*** Listed entries ***

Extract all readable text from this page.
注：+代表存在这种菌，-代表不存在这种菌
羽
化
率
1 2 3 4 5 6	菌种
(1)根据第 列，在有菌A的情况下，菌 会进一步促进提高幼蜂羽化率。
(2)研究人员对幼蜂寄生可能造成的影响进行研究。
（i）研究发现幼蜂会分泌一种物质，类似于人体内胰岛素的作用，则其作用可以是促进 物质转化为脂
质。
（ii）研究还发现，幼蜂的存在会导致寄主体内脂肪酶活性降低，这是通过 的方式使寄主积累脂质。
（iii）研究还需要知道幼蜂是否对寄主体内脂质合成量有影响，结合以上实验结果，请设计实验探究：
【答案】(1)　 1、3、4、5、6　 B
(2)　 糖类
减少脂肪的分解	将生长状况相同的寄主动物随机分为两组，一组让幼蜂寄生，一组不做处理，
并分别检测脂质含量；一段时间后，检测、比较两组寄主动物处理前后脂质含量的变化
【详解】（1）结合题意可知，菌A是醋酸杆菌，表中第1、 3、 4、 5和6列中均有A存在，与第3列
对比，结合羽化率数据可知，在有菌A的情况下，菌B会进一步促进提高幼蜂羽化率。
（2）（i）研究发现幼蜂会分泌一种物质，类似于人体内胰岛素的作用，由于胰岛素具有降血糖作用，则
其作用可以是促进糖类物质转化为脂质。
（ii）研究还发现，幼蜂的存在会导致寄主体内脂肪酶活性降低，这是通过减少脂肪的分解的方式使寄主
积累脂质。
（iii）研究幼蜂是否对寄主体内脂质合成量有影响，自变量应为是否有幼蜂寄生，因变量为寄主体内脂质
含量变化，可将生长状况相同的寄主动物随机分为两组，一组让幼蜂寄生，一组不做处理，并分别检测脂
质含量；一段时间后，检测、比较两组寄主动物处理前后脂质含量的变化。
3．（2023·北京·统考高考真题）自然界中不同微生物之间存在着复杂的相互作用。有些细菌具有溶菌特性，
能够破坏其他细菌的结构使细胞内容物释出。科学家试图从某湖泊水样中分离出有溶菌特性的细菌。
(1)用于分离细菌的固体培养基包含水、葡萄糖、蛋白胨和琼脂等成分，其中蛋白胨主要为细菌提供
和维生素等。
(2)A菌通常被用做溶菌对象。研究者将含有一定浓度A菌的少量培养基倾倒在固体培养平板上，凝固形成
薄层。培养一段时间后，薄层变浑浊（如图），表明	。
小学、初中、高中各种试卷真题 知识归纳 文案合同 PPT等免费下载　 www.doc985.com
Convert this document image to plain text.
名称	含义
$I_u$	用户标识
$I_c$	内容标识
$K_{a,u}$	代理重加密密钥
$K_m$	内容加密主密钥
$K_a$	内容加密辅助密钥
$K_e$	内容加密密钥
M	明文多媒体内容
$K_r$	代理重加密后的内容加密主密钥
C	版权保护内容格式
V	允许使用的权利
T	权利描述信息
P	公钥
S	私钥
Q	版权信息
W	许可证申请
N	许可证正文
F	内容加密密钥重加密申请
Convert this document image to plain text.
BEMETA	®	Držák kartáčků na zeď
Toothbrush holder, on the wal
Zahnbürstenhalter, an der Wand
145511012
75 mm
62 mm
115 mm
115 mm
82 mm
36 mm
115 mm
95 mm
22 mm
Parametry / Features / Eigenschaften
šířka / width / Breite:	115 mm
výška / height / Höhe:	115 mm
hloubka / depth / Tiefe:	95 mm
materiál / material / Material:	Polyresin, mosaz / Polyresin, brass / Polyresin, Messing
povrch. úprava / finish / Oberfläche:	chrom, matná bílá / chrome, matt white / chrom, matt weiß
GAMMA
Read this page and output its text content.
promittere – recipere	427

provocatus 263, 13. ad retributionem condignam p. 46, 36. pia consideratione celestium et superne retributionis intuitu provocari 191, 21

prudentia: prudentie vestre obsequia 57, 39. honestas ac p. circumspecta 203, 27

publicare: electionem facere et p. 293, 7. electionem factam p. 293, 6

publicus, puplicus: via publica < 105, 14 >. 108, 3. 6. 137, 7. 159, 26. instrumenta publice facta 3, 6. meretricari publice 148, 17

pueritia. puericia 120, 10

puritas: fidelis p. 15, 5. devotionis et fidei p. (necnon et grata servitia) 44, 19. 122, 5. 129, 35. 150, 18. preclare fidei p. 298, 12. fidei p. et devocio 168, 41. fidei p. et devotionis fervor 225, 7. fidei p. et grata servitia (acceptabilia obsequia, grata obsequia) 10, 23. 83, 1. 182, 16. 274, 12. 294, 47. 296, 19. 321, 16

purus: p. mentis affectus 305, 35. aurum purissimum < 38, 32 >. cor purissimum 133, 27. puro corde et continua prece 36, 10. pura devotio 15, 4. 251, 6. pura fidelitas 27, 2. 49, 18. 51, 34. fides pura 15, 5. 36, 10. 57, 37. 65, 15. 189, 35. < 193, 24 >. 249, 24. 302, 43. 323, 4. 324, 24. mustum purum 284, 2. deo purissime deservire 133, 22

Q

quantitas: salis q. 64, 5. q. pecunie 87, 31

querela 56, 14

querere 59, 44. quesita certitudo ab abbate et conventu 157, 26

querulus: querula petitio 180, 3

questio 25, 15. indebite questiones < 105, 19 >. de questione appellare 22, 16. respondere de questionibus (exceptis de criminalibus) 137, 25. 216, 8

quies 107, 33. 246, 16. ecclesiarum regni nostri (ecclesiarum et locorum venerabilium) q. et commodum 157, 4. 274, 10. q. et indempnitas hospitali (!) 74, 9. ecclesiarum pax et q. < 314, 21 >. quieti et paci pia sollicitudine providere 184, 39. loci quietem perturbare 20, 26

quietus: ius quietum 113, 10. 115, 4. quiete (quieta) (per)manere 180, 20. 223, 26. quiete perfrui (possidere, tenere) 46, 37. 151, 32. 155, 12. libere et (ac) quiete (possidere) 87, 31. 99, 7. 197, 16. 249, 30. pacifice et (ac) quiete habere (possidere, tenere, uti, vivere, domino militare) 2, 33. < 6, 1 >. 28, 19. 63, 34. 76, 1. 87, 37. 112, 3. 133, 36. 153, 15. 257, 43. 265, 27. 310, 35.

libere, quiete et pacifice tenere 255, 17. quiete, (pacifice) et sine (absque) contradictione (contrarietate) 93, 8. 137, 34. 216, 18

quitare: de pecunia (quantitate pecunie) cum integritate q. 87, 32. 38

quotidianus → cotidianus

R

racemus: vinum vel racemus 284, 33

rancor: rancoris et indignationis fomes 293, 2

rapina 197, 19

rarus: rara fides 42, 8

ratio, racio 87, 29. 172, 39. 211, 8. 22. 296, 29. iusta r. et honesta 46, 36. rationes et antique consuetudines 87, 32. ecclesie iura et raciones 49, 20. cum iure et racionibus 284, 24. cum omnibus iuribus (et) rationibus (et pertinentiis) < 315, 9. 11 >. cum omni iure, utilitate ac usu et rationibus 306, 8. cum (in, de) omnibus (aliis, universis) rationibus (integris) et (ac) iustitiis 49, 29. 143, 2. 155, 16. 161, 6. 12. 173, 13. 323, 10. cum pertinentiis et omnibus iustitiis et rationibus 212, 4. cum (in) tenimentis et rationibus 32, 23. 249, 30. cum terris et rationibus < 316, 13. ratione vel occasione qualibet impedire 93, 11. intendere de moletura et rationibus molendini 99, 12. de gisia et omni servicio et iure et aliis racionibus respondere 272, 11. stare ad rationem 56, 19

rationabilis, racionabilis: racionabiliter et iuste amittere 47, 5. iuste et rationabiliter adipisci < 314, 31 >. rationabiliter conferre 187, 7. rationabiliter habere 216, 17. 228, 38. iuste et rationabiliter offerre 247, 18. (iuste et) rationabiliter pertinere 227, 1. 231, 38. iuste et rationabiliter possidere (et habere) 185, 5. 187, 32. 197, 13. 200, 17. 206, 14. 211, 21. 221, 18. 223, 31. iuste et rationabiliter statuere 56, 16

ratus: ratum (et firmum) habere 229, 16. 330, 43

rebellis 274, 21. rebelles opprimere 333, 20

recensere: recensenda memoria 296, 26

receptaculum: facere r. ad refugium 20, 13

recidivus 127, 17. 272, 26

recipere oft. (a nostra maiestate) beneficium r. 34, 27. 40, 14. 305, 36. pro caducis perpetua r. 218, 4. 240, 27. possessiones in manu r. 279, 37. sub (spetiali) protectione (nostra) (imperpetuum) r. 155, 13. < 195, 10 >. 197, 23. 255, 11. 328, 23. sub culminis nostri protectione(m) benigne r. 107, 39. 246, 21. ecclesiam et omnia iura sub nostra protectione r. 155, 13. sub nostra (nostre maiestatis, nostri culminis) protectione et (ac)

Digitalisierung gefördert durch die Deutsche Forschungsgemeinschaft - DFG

***

Where a line in the entries holds the word "在有菌A的情况下", copy that line.

### [Exercise response]
(1)根据第 列，在有菌A的情况下，菌 会进一步促进提高幼蜂羽化率。
对比，结合羽化率数据可知，在有菌A的情况下，菌B会进一步促进提高幼蜂羽化率。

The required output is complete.